What to work on - Return each line that holds the word "JSON".

=== Data ===

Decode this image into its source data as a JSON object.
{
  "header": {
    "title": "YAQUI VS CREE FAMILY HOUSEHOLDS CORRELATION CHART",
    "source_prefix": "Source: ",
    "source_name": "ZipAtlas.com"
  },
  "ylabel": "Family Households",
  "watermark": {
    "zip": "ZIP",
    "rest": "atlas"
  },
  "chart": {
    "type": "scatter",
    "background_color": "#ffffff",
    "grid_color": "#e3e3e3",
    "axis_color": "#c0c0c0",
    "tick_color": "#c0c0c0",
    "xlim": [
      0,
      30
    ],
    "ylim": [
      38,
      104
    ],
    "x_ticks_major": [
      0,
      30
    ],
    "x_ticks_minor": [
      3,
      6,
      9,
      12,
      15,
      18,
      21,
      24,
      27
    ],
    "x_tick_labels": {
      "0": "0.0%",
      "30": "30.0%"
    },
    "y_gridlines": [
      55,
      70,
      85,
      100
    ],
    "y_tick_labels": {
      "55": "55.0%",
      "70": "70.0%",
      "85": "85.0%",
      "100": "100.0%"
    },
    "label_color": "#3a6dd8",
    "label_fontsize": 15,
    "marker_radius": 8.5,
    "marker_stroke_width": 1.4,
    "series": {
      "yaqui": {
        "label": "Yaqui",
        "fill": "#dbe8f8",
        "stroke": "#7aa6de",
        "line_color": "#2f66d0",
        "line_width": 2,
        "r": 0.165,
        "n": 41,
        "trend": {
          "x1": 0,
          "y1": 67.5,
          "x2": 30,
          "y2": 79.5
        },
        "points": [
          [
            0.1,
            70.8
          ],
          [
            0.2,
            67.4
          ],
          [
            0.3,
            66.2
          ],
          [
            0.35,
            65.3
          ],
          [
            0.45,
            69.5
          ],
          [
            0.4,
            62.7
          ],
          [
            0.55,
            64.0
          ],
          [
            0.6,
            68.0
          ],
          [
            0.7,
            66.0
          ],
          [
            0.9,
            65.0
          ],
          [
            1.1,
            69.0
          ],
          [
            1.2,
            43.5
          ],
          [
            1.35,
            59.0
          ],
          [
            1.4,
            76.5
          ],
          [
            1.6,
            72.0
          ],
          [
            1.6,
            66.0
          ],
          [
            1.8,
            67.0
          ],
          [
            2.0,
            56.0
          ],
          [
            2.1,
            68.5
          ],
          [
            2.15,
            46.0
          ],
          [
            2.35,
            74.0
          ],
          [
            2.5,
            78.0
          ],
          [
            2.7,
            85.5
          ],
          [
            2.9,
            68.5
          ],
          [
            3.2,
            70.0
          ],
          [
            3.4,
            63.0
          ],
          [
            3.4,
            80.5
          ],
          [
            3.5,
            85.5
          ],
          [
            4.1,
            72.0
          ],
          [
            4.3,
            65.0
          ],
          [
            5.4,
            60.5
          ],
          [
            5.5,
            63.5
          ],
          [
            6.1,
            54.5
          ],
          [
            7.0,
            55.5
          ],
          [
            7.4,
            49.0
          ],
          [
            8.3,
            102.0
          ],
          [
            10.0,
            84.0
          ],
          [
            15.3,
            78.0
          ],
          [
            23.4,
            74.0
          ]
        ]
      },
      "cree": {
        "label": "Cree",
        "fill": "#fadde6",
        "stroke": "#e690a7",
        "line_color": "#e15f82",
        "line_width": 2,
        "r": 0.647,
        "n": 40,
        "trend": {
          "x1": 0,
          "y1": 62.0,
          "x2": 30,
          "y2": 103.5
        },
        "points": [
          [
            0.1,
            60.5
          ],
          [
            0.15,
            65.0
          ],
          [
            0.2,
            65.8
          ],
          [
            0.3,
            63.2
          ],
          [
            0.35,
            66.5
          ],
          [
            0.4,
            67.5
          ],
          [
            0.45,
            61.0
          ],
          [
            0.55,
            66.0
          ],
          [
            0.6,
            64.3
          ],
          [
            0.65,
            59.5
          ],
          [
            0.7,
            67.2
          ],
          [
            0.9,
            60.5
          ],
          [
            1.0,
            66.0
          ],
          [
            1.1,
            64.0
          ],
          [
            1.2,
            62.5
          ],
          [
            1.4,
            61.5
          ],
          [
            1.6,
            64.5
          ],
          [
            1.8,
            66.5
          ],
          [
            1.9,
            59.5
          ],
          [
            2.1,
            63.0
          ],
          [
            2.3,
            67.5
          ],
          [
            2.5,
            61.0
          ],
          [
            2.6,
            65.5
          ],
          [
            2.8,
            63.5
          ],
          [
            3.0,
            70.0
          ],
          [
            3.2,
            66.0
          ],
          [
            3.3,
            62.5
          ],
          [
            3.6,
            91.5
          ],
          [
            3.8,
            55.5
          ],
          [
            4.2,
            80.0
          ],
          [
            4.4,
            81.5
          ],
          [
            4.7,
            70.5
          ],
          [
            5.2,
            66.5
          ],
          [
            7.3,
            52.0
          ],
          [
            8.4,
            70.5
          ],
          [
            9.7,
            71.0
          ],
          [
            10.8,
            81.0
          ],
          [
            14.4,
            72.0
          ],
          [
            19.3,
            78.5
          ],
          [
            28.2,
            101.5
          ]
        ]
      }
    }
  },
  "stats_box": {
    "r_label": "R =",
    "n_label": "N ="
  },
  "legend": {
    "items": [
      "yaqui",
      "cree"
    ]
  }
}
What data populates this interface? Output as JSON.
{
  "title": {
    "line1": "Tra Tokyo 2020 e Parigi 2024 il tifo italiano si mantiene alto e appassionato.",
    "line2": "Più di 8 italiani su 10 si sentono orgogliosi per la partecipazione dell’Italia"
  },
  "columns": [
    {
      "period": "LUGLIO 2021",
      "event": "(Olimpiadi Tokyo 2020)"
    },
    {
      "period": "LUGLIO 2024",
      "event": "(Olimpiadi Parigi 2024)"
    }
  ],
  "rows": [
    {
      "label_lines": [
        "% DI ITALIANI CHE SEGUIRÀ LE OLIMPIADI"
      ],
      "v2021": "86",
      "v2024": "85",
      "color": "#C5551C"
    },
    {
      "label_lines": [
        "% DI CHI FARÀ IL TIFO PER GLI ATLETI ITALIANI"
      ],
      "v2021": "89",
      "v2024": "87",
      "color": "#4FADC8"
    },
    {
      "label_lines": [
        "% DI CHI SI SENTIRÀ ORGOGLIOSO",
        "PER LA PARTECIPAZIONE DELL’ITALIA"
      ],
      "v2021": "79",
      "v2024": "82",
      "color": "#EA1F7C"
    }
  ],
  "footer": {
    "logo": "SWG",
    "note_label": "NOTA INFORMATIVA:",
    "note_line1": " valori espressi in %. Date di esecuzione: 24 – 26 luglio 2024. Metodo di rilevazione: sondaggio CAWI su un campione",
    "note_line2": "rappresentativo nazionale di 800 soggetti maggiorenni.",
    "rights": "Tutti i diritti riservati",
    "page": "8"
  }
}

===

Problem solution -
Decode this image into its source data as a JSON object.
What data populates this interface? Output as JSON.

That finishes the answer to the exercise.